* Start *

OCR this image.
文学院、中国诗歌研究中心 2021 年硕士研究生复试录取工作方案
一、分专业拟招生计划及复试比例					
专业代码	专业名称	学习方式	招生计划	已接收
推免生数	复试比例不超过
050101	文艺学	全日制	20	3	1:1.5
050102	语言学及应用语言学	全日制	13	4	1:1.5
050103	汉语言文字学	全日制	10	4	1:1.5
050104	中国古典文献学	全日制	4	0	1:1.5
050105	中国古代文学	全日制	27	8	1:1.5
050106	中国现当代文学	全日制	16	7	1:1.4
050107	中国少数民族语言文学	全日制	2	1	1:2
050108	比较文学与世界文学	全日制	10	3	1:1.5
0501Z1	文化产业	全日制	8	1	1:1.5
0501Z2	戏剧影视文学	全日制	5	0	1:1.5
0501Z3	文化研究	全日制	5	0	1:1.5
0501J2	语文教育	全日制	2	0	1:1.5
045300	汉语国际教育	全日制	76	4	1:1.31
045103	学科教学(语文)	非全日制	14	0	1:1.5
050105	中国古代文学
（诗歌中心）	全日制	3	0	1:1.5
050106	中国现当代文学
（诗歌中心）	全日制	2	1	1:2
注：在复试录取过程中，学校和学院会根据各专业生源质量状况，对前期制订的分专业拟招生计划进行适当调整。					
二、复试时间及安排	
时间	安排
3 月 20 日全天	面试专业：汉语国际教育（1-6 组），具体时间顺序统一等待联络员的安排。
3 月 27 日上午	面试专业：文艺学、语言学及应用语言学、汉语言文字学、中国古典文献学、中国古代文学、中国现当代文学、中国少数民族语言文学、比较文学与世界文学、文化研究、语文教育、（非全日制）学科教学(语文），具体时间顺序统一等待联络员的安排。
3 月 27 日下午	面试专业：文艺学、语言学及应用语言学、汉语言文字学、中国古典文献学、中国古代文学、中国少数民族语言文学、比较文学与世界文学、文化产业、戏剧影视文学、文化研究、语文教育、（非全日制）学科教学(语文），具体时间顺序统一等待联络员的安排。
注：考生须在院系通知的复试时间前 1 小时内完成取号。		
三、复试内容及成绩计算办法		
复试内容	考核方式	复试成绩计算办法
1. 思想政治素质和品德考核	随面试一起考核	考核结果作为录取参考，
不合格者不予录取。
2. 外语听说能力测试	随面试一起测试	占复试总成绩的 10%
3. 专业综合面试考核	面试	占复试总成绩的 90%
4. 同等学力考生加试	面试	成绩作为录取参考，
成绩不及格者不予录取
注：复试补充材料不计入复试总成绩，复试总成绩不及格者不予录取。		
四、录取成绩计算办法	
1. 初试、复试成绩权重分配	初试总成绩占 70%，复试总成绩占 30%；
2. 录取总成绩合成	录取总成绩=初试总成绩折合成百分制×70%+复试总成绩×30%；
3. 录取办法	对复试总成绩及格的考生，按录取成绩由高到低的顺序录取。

* End *

* **REQUIRED WORK**:
Return the listing above word for word.

* **FULL OUTPUT**:
OCR this image.
文学院、中国诗歌研究中心 2021 年硕士研究生复试录取工作方案
一、分专业拟招生计划及复试比例					
专业代码	专业名称	学习方式	招生计划	已接收
推免生数	复试比例不超过
050101	文艺学	全日制	20	3	1:1.5
050102	语言学及应用语言学	全日制	13	4	1:1.5
050103	汉语言文字学	全日制	10	4	1:1.5
050104	中国古典文献学	全日制	4	0	1:1.5
050105	中国古代文学	全日制	27	8	1:1.5
050106	中国现当代文学	全日制	16	7	1:1.4
050107	中国少数民族语言文学	全日制	2	1	1:2
050108	比较文学与世界文学	全日制	10	3	1:1.5
0501Z1	文化产业	全日制	8	1	1:1.5
0501Z2	戏剧影视文学	全日制	5	0	1:1.5
0501Z3	文化研究	全日制	5	0	1:1.5
0501J2	语文教育	全日制	2	0	1:1.5
045300	汉语国际教育	全日制	76	4	1:1.31
045103	学科教学(语文)	非全日制	14	0	1:1.5
050105	中国古代文学
（诗歌中心）	全日制	3	0	1:1.5
050106	中国现当代文学
（诗歌中心）	全日制	2	1	1:2
注：在复试录取过程中，学校和学院会根据各专业生源质量状况，对前期制订的分专业拟招生计划进行适当调整。					
二、复试时间及安排	
时间	安排
3 月 20 日全天	面试专业：汉语国际教育（1-6 组），具体时间顺序统一等待联络员的安排。
3 月 27 日上午	面试专业：文艺学、语言学及应用语言学、汉语言文字学、中国古典文献学、中国古代文学、中国现当代文学、中国少数民族语言文学、比较文学与世界文学、文化研究、语文教育、（非全日制）学科教学(语文），具体时间顺序统一等待联络员的安排。
3 月 27 日下午	面试专业：文艺学、语言学及应用语言学、汉语言文字学、中国古典文献学、中国古代文学、中国少数民族语言文学、比较文学与世界文学、文化产业、戏剧影视文学、文化研究、语文教育、（非全日制）学科教学(语文），具体时间顺序统一等待联络员的安排。
注：考生须在院系通知的复试时间前 1 小时内完成取号。		
三、复试内容及成绩计算办法		
复试内容	考核方式	复试成绩计算办法
1. 思想政治素质和品德考核	随面试一起考核	考核结果作为录取参考，
不合格者不予录取。
2. 外语听说能力测试	随面试一起测试	占复试总成绩的 10%
3. 专业综合面试考核	面试	占复试总成绩的 90%
4. 同等学力考生加试	面试	成绩作为录取参考，
成绩不及格者不予录取
注：复试补充材料不计入复试总成绩，复试总成绩不及格者不予录取。		
四、录取成绩计算办法	
1. 初试、复试成绩权重分配	初试总成绩占 70%，复试总成绩占 30%；
2. 录取总成绩合成	录取总成绩=初试总成绩折合成百分制×70%+复试总成绩×30%；
3. 录取办法	对复试总成绩及格的考生，按录取成绩由高到低的顺序录取。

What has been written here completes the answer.